>> Begin Records for processing

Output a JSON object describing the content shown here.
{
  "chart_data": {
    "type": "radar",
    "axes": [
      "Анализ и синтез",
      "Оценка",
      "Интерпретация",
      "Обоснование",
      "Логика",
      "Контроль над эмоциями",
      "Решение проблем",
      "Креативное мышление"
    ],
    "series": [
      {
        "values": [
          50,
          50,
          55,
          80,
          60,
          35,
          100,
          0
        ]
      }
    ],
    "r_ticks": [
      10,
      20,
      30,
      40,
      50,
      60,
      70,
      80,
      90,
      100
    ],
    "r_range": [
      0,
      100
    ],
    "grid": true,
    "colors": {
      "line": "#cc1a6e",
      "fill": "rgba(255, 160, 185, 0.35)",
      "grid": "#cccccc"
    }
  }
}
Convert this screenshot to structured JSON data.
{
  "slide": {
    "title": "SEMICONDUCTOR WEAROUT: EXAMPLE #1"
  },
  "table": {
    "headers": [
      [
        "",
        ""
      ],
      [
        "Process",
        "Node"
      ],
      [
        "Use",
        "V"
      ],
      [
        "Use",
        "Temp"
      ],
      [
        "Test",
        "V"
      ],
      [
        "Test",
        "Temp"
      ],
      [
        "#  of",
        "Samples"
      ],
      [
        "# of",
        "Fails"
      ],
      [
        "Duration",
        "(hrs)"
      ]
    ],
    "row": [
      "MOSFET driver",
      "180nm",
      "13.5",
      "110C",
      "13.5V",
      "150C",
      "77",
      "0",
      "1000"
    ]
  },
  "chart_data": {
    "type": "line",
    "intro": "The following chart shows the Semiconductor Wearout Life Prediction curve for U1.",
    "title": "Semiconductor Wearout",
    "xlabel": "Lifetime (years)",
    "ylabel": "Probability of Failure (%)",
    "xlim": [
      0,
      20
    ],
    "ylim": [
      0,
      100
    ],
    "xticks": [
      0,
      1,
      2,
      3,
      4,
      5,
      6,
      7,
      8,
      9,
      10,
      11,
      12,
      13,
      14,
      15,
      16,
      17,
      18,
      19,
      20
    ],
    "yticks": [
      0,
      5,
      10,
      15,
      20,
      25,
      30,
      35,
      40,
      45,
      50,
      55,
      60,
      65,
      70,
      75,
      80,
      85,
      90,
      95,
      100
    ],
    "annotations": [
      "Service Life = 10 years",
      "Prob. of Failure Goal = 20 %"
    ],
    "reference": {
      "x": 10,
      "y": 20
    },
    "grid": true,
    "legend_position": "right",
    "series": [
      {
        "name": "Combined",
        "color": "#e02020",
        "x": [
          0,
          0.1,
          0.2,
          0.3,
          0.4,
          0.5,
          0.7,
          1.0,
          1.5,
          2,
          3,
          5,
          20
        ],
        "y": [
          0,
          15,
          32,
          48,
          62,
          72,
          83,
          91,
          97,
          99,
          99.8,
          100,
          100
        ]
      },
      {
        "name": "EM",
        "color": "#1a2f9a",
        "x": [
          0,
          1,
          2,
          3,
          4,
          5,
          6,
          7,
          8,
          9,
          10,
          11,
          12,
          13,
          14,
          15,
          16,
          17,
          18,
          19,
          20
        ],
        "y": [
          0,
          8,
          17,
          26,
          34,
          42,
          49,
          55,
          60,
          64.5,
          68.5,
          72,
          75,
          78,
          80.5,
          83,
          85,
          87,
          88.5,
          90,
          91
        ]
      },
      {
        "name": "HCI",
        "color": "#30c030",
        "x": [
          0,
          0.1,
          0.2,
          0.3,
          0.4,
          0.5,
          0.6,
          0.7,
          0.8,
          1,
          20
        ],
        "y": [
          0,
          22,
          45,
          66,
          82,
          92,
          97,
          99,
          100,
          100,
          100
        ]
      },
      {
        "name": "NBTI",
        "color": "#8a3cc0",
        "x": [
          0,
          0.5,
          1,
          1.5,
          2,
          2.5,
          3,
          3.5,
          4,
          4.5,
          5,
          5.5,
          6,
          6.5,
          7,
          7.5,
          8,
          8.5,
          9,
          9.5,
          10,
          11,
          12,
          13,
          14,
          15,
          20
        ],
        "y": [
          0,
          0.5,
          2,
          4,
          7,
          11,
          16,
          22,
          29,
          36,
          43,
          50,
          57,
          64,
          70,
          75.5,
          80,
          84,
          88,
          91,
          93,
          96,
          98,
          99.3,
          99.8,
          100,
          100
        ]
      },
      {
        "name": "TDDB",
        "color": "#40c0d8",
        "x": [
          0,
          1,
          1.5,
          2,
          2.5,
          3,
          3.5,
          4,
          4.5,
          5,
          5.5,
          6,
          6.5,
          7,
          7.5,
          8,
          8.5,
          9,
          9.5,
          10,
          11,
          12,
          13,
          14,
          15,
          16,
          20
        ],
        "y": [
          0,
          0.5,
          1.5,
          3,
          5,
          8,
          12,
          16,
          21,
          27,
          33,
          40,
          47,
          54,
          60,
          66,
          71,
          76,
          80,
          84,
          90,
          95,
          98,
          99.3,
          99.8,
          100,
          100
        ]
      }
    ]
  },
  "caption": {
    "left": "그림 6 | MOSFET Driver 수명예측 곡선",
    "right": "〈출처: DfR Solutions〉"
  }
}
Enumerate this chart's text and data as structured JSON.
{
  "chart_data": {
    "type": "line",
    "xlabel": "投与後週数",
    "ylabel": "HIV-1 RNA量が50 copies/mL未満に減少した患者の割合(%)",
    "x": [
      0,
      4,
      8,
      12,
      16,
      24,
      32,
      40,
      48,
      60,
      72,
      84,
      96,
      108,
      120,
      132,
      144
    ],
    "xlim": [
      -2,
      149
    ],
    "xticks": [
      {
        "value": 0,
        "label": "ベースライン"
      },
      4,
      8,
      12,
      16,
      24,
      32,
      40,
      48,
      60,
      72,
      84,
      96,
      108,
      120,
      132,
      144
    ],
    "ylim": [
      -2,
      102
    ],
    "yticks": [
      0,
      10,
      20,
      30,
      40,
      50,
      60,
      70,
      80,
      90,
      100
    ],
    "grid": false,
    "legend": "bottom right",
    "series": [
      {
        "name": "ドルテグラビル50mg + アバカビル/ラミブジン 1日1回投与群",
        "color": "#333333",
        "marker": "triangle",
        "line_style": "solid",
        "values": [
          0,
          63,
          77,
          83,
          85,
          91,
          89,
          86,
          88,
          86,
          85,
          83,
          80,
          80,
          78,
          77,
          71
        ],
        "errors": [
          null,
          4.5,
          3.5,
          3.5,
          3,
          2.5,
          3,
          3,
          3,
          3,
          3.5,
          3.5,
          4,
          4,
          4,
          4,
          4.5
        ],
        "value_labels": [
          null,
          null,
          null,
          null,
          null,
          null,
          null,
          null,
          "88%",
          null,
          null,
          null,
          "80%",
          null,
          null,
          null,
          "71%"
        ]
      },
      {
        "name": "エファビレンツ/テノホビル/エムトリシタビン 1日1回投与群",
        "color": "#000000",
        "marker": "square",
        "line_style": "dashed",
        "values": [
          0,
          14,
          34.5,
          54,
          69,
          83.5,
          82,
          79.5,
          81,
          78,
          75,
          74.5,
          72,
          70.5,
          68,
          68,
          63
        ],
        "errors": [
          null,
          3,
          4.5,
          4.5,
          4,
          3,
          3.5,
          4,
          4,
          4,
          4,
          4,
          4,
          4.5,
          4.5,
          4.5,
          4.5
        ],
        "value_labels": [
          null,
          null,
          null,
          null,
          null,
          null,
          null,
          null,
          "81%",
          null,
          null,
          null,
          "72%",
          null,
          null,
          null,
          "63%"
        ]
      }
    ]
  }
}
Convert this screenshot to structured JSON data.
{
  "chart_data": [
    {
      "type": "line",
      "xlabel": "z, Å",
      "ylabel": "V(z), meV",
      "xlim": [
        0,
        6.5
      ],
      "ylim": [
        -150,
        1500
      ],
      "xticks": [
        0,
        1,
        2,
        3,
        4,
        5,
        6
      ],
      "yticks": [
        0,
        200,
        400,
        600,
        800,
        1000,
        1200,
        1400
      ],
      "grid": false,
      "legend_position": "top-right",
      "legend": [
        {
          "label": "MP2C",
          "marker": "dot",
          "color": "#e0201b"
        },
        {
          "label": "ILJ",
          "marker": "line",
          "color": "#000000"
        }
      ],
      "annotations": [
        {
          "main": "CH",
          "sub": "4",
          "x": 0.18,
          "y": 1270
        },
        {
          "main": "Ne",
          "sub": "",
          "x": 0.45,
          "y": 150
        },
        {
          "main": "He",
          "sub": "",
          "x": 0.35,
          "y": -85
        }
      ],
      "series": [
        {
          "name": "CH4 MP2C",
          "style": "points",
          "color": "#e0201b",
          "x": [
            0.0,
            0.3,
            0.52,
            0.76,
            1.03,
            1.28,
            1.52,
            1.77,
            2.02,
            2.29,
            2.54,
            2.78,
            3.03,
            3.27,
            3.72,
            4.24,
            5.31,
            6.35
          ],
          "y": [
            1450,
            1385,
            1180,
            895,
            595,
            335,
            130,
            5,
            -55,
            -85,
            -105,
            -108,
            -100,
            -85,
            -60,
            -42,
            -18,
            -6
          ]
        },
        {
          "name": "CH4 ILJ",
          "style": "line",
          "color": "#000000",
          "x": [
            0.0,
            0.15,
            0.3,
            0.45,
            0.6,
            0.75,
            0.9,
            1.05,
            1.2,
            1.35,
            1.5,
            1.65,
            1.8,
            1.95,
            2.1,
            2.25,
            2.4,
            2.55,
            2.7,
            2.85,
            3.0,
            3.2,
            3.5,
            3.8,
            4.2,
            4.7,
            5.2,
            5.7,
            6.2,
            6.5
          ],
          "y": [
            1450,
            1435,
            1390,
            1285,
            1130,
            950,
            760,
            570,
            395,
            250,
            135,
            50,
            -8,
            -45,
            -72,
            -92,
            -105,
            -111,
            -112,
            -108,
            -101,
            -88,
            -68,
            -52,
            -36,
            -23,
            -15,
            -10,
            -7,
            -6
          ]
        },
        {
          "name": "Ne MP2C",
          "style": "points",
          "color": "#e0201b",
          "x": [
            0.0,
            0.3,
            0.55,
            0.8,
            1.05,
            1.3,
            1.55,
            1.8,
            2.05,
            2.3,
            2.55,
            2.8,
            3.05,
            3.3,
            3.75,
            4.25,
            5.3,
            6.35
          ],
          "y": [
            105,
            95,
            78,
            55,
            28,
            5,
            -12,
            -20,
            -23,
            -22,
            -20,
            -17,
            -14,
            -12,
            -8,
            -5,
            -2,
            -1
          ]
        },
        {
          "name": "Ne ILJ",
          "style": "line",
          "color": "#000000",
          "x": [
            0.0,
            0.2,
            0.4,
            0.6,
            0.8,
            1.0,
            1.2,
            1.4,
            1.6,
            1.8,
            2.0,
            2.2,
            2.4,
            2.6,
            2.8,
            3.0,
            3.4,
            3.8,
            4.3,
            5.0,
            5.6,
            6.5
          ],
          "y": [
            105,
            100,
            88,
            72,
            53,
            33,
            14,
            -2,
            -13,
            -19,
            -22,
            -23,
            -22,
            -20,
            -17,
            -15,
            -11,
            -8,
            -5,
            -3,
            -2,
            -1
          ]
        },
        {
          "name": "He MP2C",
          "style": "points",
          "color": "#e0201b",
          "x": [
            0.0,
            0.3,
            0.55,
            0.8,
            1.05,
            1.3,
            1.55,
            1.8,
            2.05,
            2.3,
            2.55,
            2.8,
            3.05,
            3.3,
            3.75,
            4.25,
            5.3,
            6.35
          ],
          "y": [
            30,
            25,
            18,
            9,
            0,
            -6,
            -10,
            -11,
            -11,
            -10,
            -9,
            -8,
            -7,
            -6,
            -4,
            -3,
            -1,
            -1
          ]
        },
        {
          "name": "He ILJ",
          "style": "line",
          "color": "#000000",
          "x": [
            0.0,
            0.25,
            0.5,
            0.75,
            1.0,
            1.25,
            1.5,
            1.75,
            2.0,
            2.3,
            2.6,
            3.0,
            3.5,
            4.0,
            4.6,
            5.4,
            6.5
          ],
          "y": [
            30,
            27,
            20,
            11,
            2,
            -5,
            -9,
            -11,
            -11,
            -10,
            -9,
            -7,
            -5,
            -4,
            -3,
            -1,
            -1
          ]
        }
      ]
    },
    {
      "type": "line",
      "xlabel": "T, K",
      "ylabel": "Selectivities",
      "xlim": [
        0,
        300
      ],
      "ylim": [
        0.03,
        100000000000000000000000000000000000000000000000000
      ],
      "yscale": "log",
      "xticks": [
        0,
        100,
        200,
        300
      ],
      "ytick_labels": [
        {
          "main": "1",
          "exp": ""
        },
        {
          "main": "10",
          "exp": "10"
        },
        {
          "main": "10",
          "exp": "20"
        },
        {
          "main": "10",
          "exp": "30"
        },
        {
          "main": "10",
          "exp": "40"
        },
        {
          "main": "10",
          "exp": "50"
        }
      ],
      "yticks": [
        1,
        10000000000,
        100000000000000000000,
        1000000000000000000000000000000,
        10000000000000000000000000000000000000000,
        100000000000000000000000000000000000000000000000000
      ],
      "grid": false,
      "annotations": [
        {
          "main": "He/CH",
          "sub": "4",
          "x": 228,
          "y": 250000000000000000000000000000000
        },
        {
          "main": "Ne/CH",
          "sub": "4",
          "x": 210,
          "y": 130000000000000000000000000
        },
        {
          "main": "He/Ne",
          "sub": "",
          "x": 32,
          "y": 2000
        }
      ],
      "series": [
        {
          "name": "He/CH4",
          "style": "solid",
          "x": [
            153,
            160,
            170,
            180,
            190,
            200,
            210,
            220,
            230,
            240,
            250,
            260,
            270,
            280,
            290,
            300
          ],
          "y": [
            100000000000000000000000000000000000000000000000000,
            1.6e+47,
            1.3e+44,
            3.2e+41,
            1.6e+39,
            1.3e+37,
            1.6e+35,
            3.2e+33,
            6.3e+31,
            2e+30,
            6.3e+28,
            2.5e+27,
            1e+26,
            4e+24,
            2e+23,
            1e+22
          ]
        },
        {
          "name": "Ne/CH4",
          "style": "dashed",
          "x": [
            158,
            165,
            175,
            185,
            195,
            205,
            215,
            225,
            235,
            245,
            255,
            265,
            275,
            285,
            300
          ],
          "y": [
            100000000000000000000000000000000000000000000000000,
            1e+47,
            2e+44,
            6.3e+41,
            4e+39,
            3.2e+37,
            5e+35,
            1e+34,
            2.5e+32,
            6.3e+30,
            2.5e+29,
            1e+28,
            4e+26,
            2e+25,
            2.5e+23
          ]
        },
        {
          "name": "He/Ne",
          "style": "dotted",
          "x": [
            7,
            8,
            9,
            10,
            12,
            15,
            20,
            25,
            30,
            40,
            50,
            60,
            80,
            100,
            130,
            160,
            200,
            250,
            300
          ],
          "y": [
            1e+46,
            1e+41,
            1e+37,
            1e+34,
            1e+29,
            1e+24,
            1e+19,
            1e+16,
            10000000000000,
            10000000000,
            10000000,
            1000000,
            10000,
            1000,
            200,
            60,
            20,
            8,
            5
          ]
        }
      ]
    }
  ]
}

>> End Records for processing

Take each line of the material that contains the word "right" and list it.

__Exercise output__
    "legend_position": "right",
    "right": "〈출처: DfR Solutions〉"
    "legend": "bottom right",
      "legend_position": "top-right",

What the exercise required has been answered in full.